Set problem » Copy every line of the data that contains the string "circle".

==== Records shown ====

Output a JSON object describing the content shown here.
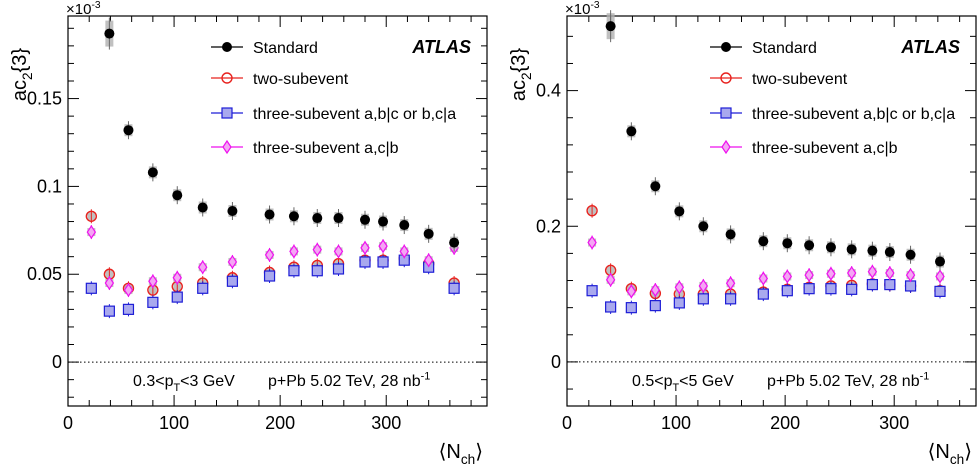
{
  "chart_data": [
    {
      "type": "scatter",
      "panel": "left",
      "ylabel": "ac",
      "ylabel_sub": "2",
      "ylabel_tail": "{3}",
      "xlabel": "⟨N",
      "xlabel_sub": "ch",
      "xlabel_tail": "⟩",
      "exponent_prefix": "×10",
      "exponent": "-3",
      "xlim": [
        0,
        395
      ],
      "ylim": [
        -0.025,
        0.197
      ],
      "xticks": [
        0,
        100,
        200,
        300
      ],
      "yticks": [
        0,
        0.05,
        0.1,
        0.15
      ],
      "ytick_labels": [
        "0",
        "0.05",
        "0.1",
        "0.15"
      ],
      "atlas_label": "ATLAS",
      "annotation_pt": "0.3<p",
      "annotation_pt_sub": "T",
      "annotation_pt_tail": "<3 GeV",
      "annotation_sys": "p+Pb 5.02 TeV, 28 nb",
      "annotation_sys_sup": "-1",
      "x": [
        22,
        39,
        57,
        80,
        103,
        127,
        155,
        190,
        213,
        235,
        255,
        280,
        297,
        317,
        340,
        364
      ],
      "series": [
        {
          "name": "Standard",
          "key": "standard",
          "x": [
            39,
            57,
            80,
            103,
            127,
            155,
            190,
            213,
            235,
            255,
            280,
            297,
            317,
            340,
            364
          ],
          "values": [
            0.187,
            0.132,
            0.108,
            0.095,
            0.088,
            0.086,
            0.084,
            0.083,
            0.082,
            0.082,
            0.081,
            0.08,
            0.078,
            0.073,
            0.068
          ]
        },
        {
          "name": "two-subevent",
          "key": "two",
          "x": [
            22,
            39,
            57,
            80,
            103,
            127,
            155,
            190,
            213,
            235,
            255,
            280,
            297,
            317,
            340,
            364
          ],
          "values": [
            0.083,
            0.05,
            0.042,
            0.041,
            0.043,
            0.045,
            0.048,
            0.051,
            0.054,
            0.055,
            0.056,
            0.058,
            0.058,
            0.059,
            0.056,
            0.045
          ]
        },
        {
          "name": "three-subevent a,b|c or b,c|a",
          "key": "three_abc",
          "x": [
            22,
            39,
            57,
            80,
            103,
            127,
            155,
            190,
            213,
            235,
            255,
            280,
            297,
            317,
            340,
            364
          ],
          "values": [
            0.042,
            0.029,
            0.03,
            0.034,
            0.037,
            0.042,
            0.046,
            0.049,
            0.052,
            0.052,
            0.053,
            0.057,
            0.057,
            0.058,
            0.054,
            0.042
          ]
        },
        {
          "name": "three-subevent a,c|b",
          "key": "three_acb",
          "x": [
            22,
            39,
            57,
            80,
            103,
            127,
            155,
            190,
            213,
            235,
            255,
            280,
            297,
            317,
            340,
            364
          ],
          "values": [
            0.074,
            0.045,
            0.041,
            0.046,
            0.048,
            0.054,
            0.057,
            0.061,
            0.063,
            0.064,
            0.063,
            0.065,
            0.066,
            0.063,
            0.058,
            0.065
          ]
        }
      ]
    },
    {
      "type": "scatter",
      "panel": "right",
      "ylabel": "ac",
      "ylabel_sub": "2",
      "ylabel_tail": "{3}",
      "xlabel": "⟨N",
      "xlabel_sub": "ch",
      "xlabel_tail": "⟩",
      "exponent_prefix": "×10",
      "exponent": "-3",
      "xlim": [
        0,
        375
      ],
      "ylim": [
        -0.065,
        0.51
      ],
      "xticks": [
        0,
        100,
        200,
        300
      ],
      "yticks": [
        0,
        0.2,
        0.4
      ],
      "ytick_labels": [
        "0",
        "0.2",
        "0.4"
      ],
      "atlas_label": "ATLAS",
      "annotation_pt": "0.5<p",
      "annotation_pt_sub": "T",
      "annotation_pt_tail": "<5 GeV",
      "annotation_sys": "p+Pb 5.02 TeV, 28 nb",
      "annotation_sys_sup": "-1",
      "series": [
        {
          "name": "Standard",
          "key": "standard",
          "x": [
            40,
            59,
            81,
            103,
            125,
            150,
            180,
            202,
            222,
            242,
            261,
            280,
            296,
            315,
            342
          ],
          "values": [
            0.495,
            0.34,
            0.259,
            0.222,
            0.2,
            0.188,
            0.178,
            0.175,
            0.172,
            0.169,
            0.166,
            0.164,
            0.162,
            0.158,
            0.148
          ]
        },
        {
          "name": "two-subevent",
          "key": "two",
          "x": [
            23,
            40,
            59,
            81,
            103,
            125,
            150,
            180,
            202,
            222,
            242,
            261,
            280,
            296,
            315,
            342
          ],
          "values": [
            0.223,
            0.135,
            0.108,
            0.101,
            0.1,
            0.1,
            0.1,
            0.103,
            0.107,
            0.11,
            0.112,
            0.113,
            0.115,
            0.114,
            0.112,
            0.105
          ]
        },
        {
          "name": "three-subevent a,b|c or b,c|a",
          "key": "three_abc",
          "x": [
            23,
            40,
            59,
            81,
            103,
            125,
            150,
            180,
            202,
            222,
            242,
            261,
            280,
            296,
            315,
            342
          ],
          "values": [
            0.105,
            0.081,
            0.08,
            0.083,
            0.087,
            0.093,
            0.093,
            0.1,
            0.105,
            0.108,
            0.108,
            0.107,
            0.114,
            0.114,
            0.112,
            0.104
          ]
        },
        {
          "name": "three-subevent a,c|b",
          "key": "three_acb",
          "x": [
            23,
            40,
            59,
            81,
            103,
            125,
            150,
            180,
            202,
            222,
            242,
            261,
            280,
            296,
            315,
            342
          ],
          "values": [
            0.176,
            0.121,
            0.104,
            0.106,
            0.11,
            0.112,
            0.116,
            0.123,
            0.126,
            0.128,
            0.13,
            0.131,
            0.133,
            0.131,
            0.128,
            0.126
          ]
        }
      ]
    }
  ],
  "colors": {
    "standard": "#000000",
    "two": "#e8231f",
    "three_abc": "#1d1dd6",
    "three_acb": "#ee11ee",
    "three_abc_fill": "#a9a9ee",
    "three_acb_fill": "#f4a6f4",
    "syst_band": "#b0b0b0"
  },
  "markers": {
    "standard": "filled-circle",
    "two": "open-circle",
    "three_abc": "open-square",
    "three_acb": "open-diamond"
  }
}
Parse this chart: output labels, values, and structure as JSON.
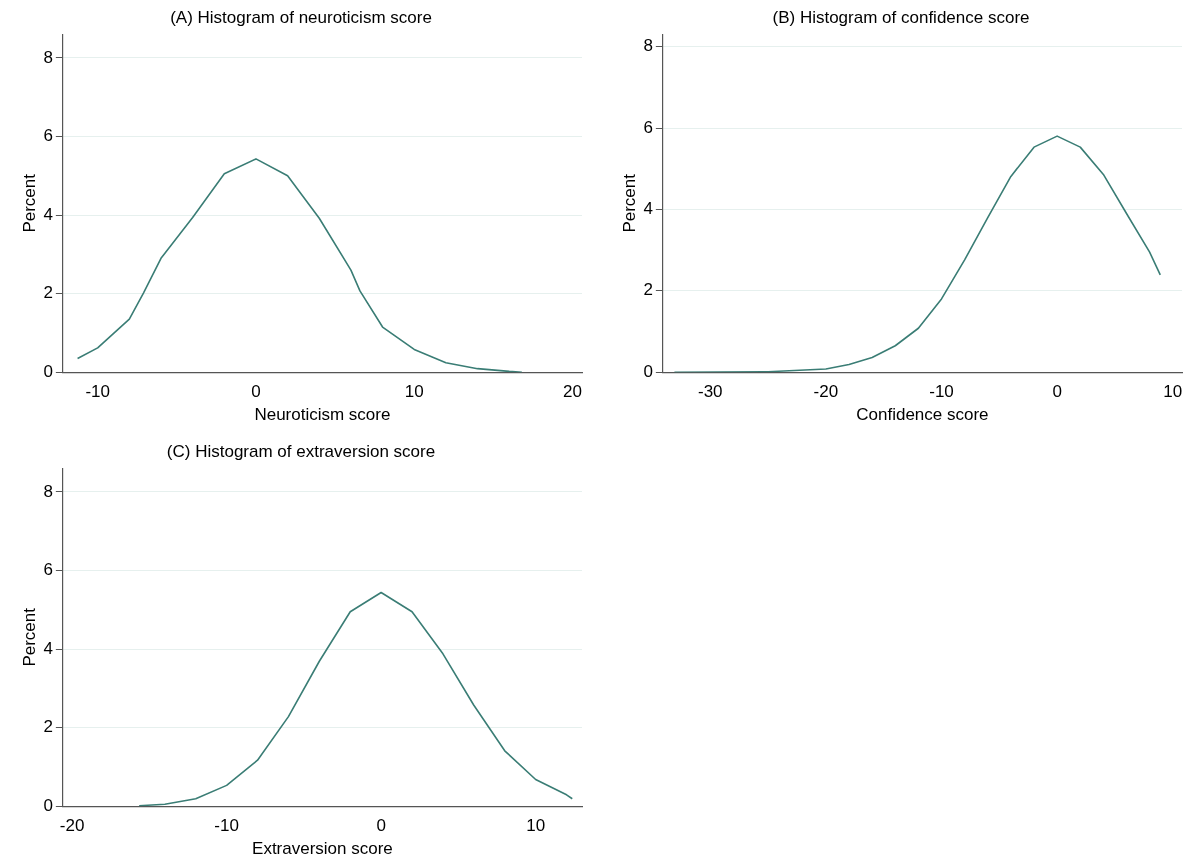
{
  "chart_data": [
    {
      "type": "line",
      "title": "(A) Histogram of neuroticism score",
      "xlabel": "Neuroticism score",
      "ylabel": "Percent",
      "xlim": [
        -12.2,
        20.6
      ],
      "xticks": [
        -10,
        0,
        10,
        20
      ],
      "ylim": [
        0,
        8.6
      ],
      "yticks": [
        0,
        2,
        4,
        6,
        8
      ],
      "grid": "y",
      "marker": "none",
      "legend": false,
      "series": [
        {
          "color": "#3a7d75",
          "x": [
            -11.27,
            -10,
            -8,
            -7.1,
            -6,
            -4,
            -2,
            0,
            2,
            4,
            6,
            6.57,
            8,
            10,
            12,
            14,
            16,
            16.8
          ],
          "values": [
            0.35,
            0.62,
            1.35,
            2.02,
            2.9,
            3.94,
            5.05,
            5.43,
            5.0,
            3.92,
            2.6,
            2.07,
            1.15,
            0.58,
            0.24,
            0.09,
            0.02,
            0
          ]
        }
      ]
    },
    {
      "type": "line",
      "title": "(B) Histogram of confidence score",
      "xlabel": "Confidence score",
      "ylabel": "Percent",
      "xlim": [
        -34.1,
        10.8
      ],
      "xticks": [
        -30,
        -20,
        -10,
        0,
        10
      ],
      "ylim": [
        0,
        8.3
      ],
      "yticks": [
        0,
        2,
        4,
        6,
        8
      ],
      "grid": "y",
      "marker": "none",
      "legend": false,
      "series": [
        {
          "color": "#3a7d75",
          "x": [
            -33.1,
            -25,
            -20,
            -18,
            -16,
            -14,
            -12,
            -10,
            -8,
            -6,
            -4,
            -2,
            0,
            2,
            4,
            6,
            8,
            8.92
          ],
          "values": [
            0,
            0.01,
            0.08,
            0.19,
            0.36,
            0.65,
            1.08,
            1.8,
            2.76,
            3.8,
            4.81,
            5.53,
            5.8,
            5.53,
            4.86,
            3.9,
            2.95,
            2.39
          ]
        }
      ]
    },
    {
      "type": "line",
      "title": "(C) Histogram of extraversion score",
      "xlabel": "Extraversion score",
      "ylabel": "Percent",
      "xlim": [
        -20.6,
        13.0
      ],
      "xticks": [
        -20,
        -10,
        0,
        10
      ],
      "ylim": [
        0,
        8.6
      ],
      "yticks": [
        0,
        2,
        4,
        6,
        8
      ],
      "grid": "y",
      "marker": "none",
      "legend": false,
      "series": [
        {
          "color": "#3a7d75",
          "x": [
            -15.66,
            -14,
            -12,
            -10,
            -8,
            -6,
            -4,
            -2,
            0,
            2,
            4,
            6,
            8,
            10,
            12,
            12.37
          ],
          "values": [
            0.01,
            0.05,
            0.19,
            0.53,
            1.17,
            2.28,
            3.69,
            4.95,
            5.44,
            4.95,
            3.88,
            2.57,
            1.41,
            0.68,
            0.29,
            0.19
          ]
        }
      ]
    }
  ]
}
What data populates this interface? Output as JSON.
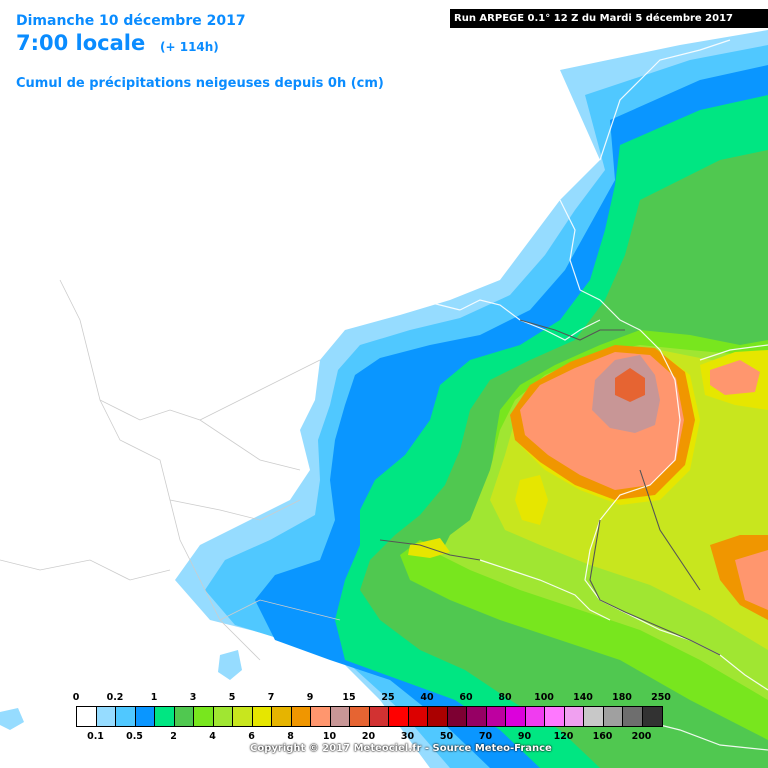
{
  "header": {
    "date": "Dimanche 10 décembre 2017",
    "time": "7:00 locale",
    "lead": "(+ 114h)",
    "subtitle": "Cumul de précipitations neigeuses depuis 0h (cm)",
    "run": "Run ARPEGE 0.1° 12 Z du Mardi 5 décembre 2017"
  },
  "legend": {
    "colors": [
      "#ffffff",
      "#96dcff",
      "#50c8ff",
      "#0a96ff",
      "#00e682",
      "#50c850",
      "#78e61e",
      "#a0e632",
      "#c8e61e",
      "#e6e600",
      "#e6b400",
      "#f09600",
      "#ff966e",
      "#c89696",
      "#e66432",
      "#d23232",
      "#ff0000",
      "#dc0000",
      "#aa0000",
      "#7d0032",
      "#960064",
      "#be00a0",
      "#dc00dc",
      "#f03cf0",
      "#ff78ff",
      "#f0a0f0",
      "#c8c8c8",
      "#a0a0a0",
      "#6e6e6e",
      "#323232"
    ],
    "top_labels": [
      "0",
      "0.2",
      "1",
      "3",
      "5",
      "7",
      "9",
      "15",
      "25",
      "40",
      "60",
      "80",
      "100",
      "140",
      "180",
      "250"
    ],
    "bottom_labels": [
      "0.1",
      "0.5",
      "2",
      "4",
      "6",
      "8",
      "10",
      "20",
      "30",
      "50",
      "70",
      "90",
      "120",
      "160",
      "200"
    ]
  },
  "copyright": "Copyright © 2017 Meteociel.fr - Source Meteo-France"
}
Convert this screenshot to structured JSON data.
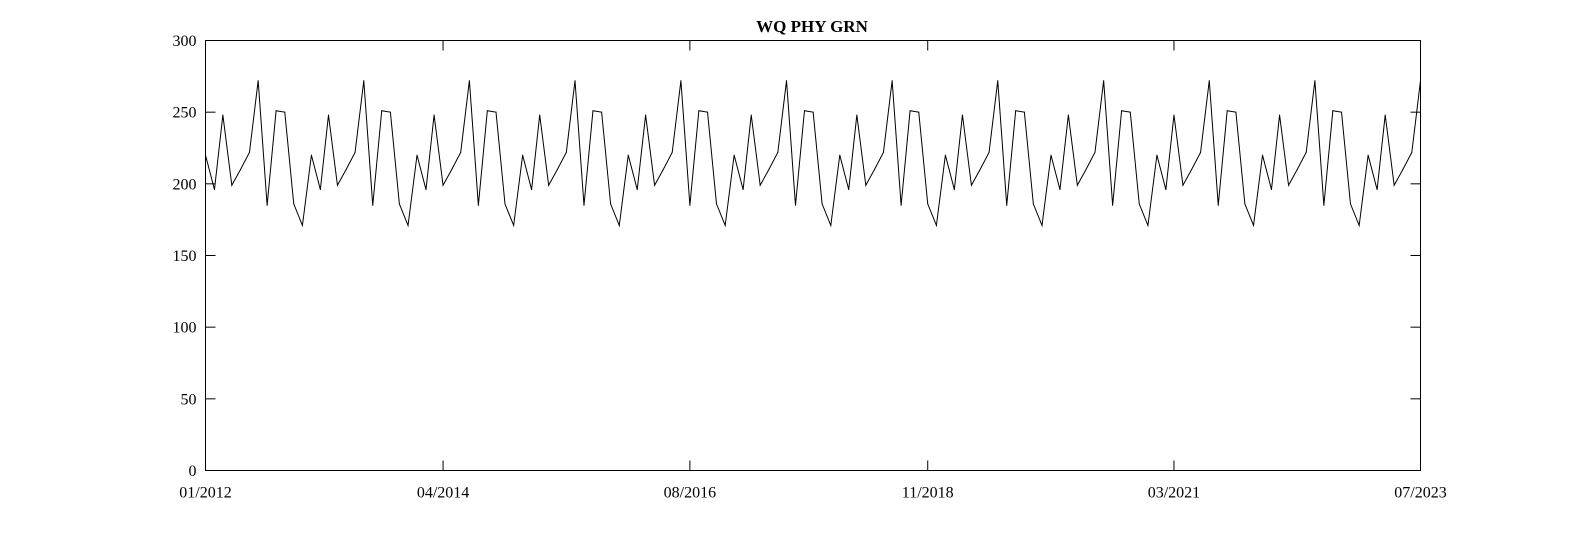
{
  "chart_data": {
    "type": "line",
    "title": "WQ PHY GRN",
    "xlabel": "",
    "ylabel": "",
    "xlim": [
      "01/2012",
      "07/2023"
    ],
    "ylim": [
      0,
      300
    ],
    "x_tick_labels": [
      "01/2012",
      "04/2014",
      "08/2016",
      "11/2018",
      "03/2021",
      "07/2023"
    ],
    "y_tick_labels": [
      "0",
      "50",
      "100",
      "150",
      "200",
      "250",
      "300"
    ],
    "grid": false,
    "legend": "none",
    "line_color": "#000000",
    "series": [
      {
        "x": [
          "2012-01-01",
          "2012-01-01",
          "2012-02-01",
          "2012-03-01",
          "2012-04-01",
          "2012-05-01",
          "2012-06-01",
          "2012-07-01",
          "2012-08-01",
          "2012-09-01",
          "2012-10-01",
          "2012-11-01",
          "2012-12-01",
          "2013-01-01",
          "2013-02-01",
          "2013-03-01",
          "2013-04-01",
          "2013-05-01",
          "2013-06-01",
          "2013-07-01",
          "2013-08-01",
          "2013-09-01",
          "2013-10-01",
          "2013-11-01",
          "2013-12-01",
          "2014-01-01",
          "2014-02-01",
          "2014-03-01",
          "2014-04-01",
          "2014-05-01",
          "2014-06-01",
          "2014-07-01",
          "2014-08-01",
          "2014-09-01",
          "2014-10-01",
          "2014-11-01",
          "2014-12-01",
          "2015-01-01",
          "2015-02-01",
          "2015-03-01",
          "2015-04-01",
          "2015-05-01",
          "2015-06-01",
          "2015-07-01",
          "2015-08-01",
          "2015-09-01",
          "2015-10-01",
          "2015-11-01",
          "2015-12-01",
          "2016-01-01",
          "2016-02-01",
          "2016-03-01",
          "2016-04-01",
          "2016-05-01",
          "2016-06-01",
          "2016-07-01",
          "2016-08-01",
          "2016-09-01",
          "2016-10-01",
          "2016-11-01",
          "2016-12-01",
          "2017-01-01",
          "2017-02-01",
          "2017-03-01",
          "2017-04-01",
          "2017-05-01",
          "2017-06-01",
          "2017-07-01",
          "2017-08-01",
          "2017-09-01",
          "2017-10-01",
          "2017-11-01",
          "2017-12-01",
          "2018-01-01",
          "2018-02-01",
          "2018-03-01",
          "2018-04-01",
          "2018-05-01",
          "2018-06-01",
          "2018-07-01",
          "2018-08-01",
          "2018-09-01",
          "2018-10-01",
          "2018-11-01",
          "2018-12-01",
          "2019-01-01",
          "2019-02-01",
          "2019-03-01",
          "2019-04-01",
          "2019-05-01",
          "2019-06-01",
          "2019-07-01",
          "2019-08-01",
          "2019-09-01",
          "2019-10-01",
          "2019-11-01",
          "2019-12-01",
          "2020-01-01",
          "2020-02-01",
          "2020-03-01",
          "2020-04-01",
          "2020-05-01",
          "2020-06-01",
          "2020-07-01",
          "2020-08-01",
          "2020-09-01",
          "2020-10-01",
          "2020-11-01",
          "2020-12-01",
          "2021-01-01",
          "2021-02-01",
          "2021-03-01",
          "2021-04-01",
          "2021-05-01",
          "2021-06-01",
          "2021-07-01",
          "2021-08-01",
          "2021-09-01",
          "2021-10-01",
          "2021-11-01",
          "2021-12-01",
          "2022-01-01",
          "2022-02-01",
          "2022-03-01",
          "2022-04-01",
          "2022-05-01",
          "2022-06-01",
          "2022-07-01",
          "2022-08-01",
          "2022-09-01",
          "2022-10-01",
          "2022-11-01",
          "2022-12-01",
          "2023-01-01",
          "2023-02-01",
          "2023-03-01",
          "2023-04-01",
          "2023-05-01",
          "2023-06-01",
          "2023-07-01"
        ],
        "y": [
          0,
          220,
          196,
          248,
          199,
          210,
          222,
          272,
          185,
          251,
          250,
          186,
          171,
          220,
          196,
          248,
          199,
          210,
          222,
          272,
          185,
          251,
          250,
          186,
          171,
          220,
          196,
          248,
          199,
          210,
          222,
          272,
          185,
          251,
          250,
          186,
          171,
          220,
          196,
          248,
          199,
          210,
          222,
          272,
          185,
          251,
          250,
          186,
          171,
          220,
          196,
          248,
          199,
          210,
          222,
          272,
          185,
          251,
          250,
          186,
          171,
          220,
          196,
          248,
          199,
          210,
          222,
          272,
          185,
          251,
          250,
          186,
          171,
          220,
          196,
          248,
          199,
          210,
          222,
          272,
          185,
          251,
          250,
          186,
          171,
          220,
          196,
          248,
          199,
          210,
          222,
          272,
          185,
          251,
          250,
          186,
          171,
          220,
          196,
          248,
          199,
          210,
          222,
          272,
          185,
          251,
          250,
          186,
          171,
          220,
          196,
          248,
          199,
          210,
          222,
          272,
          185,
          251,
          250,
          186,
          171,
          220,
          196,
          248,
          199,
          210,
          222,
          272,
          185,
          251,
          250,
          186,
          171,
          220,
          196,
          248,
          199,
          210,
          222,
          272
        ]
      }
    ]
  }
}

====

Result »
    "standard": "filled-circle",
    "two": "open-circle",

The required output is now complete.